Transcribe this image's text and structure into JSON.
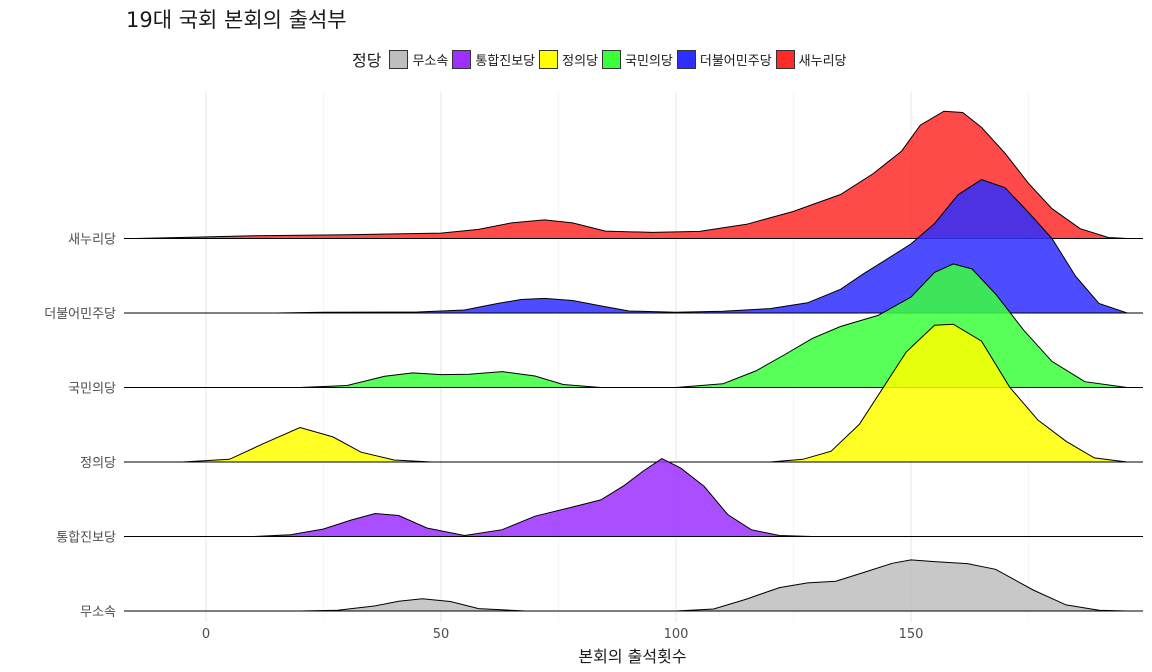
{
  "title": "19대 국회 본회의 출석부",
  "legend": {
    "title": "정당",
    "items": [
      {
        "label": "무소속",
        "color": "#bebebe"
      },
      {
        "label": "통합진보당",
        "color": "#9b30ff"
      },
      {
        "label": "정의당",
        "color": "#ffff00"
      },
      {
        "label": "국민의당",
        "color": "#3cff3c"
      },
      {
        "label": "더불어민주당",
        "color": "#2e2eff"
      },
      {
        "label": "새누리당",
        "color": "#ff2a2a"
      }
    ]
  },
  "chart_data": {
    "type": "ridgeline",
    "title": "19대 국회 본회의 출석부",
    "xlabel": "본회의 출석횟수",
    "ylabel": "",
    "xlim": [
      -18,
      198
    ],
    "x_ticks": [
      0,
      50,
      100,
      150
    ],
    "grid": true,
    "legend_title": "정당",
    "legend_position": "top",
    "categories_bottom_to_top": [
      "무소속",
      "통합진보당",
      "정의당",
      "국민의당",
      "더불어민주당",
      "새누리당"
    ],
    "series": [
      {
        "name": "무소속",
        "color": "#bebebe",
        "x": [
          -15,
          20,
          28,
          36,
          41,
          46,
          52,
          58,
          68,
          100,
          108,
          115,
          122,
          128,
          134,
          140,
          146,
          150,
          155,
          162,
          168,
          176,
          183,
          190,
          196
        ],
        "y": [
          0,
          0,
          0.02,
          0.15,
          0.29,
          0.36,
          0.28,
          0.07,
          0,
          0,
          0.06,
          0.35,
          0.69,
          0.83,
          0.88,
          1.14,
          1.41,
          1.51,
          1.46,
          1.4,
          1.23,
          0.62,
          0.18,
          0.02,
          0
        ]
      },
      {
        "name": "통합진보당",
        "color": "#9b30ff",
        "x": [
          -15,
          10,
          18,
          25,
          31,
          36,
          41,
          47,
          55,
          63,
          70,
          78,
          84,
          89,
          93,
          97,
          101,
          106,
          111,
          116,
          122,
          129,
          135
        ],
        "y": [
          0,
          0,
          0.05,
          0.22,
          0.49,
          0.68,
          0.62,
          0.25,
          0.03,
          0.2,
          0.6,
          0.87,
          1.08,
          1.51,
          1.93,
          2.3,
          2.02,
          1.48,
          0.65,
          0.2,
          0.03,
          0,
          0
        ]
      },
      {
        "name": "정의당",
        "color": "#ffff00",
        "x": [
          -15,
          -5,
          5,
          12,
          20,
          27,
          33,
          40,
          48,
          120,
          127,
          133,
          139,
          144,
          149,
          155,
          159,
          165,
          171,
          177,
          183,
          189,
          196
        ],
        "y": [
          0,
          0,
          0.08,
          0.53,
          1.02,
          0.74,
          0.29,
          0.06,
          0,
          0,
          0.08,
          0.32,
          1.11,
          2.18,
          3.25,
          4.04,
          4.07,
          3.57,
          2.21,
          1.24,
          0.61,
          0.12,
          0
        ]
      },
      {
        "name": "국민의당",
        "color": "#3cff3c",
        "x": [
          -15,
          20,
          30,
          38,
          44,
          50,
          56,
          63,
          70,
          76,
          84,
          100,
          110,
          117,
          123,
          129,
          135,
          143,
          150,
          155,
          159,
          163,
          168,
          174,
          180,
          187,
          196
        ],
        "y": [
          0,
          0,
          0.06,
          0.33,
          0.43,
          0.38,
          0.39,
          0.47,
          0.34,
          0.09,
          0,
          0,
          0.11,
          0.49,
          0.96,
          1.45,
          1.8,
          2.13,
          2.67,
          3.4,
          3.65,
          3.5,
          2.76,
          1.69,
          0.77,
          0.17,
          0
        ]
      },
      {
        "name": "더불어민주당",
        "color": "#2e2eff",
        "x": [
          -15,
          15,
          25,
          45,
          55,
          62,
          67,
          72,
          78,
          84,
          90,
          100,
          110,
          120,
          128,
          135,
          140,
          145,
          150,
          155,
          160,
          165,
          170,
          175,
          180,
          185,
          190,
          196
        ],
        "y": [
          0,
          0,
          0.02,
          0.03,
          0.09,
          0.28,
          0.4,
          0.43,
          0.37,
          0.21,
          0.06,
          0.02,
          0.05,
          0.13,
          0.3,
          0.7,
          1.17,
          1.6,
          2.04,
          2.64,
          3.49,
          3.94,
          3.7,
          2.97,
          2.2,
          1.09,
          0.28,
          0
        ]
      },
      {
        "name": "새누리당",
        "color": "#ff2a2a",
        "x": [
          -15,
          -2,
          10,
          30,
          50,
          58,
          65,
          72,
          78,
          85,
          95,
          105,
          115,
          125,
          135,
          142,
          148,
          152,
          157,
          161,
          165,
          170,
          175,
          180,
          186,
          192,
          196
        ],
        "y": [
          0,
          0.04,
          0.08,
          0.11,
          0.16,
          0.27,
          0.46,
          0.55,
          0.46,
          0.22,
          0.18,
          0.21,
          0.42,
          0.8,
          1.3,
          1.92,
          2.58,
          3.35,
          3.76,
          3.72,
          3.28,
          2.52,
          1.63,
          0.88,
          0.29,
          0.03,
          0
        ]
      }
    ]
  }
}
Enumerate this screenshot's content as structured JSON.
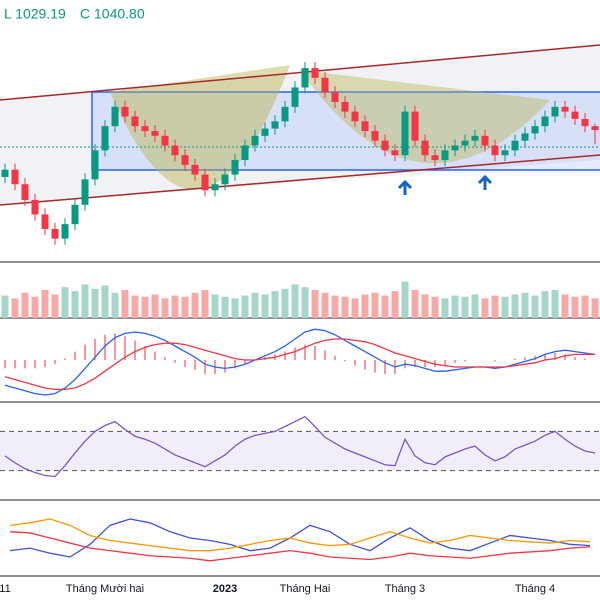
{
  "chart_data": [
    {
      "type": "candlestick",
      "labels": [
        "L 1029.19",
        "C 1040.80"
      ],
      "categories": [
        "11",
        null,
        null,
        null,
        null,
        null,
        null,
        null,
        null,
        null,
        "Tháng Mười hai",
        null,
        null,
        null,
        null,
        null,
        null,
        null,
        null,
        null,
        null,
        null,
        "2023",
        null,
        null,
        null,
        null,
        null,
        null,
        null,
        "Tháng Hai",
        null,
        null,
        null,
        null,
        null,
        null,
        null,
        null,
        null,
        "Tháng 3",
        null,
        null,
        null,
        null,
        null,
        null,
        null,
        null,
        null,
        null,
        null,
        null,
        "Tháng 4",
        null,
        null,
        null,
        null,
        null,
        null
      ],
      "open": [
        1002,
        1008,
        996,
        983,
        971,
        959,
        951,
        963,
        979,
        1000,
        1024,
        1044,
        1060,
        1052,
        1044,
        1040,
        1036,
        1028,
        1020,
        1012,
        1004,
        991,
        996,
        1004,
        1016,
        1028,
        1036,
        1042,
        1048,
        1060,
        1076,
        1092,
        1084,
        1072,
        1064,
        1056,
        1048,
        1040,
        1032,
        1024,
        1020,
        1056,
        1032,
        1020,
        1016,
        1024,
        1028,
        1032,
        1036,
        1028,
        1020,
        1024,
        1032,
        1038,
        1044,
        1052,
        1060,
        1056,
        1050,
        1044
      ],
      "high": [
        1013,
        1013,
        1001,
        988,
        976,
        964,
        968,
        984,
        1005,
        1029,
        1049,
        1065,
        1065,
        1057,
        1049,
        1045,
        1041,
        1033,
        1025,
        1017,
        1009,
        1001,
        1009,
        1021,
        1033,
        1041,
        1047,
        1053,
        1065,
        1081,
        1097,
        1097,
        1089,
        1077,
        1069,
        1061,
        1053,
        1045,
        1037,
        1029,
        1061,
        1061,
        1037,
        1025,
        1029,
        1033,
        1037,
        1041,
        1041,
        1033,
        1029,
        1037,
        1043,
        1049,
        1057,
        1065,
        1065,
        1061,
        1055,
        1046
      ],
      "low": [
        997,
        991,
        978,
        966,
        954,
        946,
        946,
        958,
        974,
        995,
        1019,
        1039,
        1047,
        1039,
        1035,
        1031,
        1023,
        1015,
        1007,
        999,
        986,
        986,
        991,
        999,
        1011,
        1023,
        1031,
        1037,
        1043,
        1055,
        1071,
        1079,
        1067,
        1059,
        1051,
        1043,
        1035,
        1027,
        1019,
        1015,
        1015,
        1027,
        1015,
        1011,
        1011,
        1019,
        1023,
        1027,
        1023,
        1015,
        1015,
        1019,
        1027,
        1033,
        1039,
        1047,
        1051,
        1045,
        1039,
        1029.19
      ],
      "close": [
        1008,
        996,
        983,
        971,
        959,
        951,
        963,
        979,
        1000,
        1024,
        1044,
        1060,
        1052,
        1044,
        1040,
        1036,
        1028,
        1020,
        1012,
        1004,
        991,
        996,
        1004,
        1016,
        1028,
        1036,
        1042,
        1048,
        1060,
        1076,
        1092,
        1084,
        1072,
        1064,
        1056,
        1048,
        1040,
        1032,
        1024,
        1020,
        1056,
        1032,
        1020,
        1016,
        1024,
        1028,
        1032,
        1036,
        1028,
        1020,
        1024,
        1032,
        1038,
        1044,
        1052,
        1060,
        1056,
        1050,
        1044,
        1040.8
      ],
      "ylim": [
        935,
        1145
      ],
      "up_color": "#089981",
      "down_color": "#f23645"
    },
    {
      "type": "bar",
      "values": [
        40,
        35,
        45,
        38,
        50,
        42,
        55,
        48,
        60,
        52,
        58,
        45,
        50,
        40,
        38,
        42,
        35,
        40,
        38,
        45,
        50,
        42,
        38,
        35,
        40,
        45,
        42,
        48,
        52,
        60,
        55,
        50,
        45,
        40,
        38,
        35,
        42,
        45,
        40,
        48,
        65,
        50,
        42,
        38,
        35,
        40,
        38,
        42,
        35,
        40,
        38,
        42,
        45,
        40,
        48,
        50,
        42,
        38,
        40,
        35
      ],
      "ylim": [
        0,
        100
      ],
      "up_color": "#a5d6c9",
      "down_color": "#f7a9a7"
    },
    {
      "type": "macd",
      "histogram": {
        "color": "#f23645",
        "values": [
          -6,
          -6,
          -6,
          -6,
          -5,
          -3,
          1,
          6,
          11,
          15,
          18,
          19,
          17,
          14,
          10,
          6,
          2,
          -2,
          -5,
          -7,
          -10,
          -10,
          -9,
          -6,
          -3,
          0,
          2,
          4,
          6,
          9,
          11,
          10,
          7,
          3,
          -1,
          -4,
          -7,
          -9,
          -10,
          -10,
          -6,
          -5,
          -5,
          -5,
          -4,
          -2,
          -1,
          0,
          0,
          -1,
          0,
          1,
          2,
          3,
          4,
          5,
          4,
          2,
          1,
          0
        ]
      },
      "series": [
        {
          "color": "#2962ff",
          "values": [
            -18,
            -20,
            -22,
            -24,
            -25,
            -24,
            -20,
            -14,
            -6,
            2,
            10,
            16,
            19,
            20,
            19,
            17,
            14,
            10,
            6,
            2,
            -3,
            -5,
            -6,
            -5,
            -3,
            0,
            3,
            6,
            10,
            15,
            20,
            22,
            21,
            18,
            14,
            10,
            6,
            2,
            -2,
            -5,
            -3,
            -4,
            -6,
            -8,
            -8,
            -7,
            -6,
            -5,
            -5,
            -6,
            -5,
            -3,
            -1,
            1,
            4,
            6,
            7,
            6,
            5,
            4
          ]
        },
        {
          "color": "#f23645",
          "values": [
            -12,
            -14,
            -16,
            -18,
            -20,
            -21,
            -21,
            -20,
            -17,
            -13,
            -8,
            -3,
            2,
            6,
            9,
            11,
            12,
            12,
            11,
            9,
            7,
            5,
            3,
            1,
            0,
            0,
            1,
            2,
            4,
            6,
            9,
            12,
            14,
            15,
            15,
            14,
            13,
            11,
            8,
            5,
            3,
            1,
            -1,
            -3,
            -4,
            -5,
            -5,
            -5,
            -5,
            -5,
            -5,
            -4,
            -3,
            -2,
            0,
            1,
            3,
            4,
            4,
            4
          ]
        }
      ],
      "ylim": [
        -30,
        30
      ]
    },
    {
      "type": "line",
      "series": [
        {
          "color": "#7e57c2",
          "values": [
            45,
            38,
            32,
            28,
            25,
            24,
            35,
            48,
            60,
            70,
            76,
            80,
            72,
            65,
            62,
            58,
            52,
            46,
            42,
            38,
            34,
            40,
            46,
            55,
            62,
            66,
            68,
            70,
            75,
            80,
            85,
            75,
            64,
            58,
            52,
            48,
            44,
            40,
            36,
            35,
            62,
            45,
            38,
            36,
            44,
            48,
            52,
            55,
            46,
            40,
            44,
            52,
            56,
            60,
            66,
            70,
            62,
            55,
            50,
            48
          ]
        }
      ],
      "bands": [
        30,
        70
      ],
      "band_color": "#7e57c2",
      "ylim": [
        0,
        100
      ]
    },
    {
      "type": "line",
      "series": [
        {
          "color": "#3f51d8",
          "values": [
            20,
            22,
            18,
            15,
            25,
            40,
            45,
            42,
            35,
            30,
            28,
            25,
            20,
            22,
            30,
            40,
            35,
            25,
            20,
            30,
            38,
            28,
            22,
            20,
            26,
            32,
            30,
            28,
            25,
            24
          ]
        },
        {
          "color": "#ff9800",
          "values": [
            40,
            42,
            45,
            40,
            32,
            28,
            26,
            24,
            22,
            20,
            20,
            22,
            25,
            28,
            30,
            26,
            24,
            25,
            30,
            35,
            30,
            26,
            28,
            32,
            30,
            28,
            27,
            26,
            28,
            27
          ]
        },
        {
          "color": "#f23645",
          "values": [
            35,
            34,
            30,
            26,
            22,
            20,
            18,
            16,
            15,
            14,
            12,
            14,
            16,
            18,
            20,
            18,
            15,
            14,
            13,
            15,
            18,
            16,
            15,
            14,
            16,
            18,
            19,
            20,
            22,
            23
          ]
        }
      ],
      "ylim": [
        0,
        60
      ]
    }
  ]
}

__What to produce__. Reply with one number only, the count of lines above that hold the string "this".

__Exercise output__. 2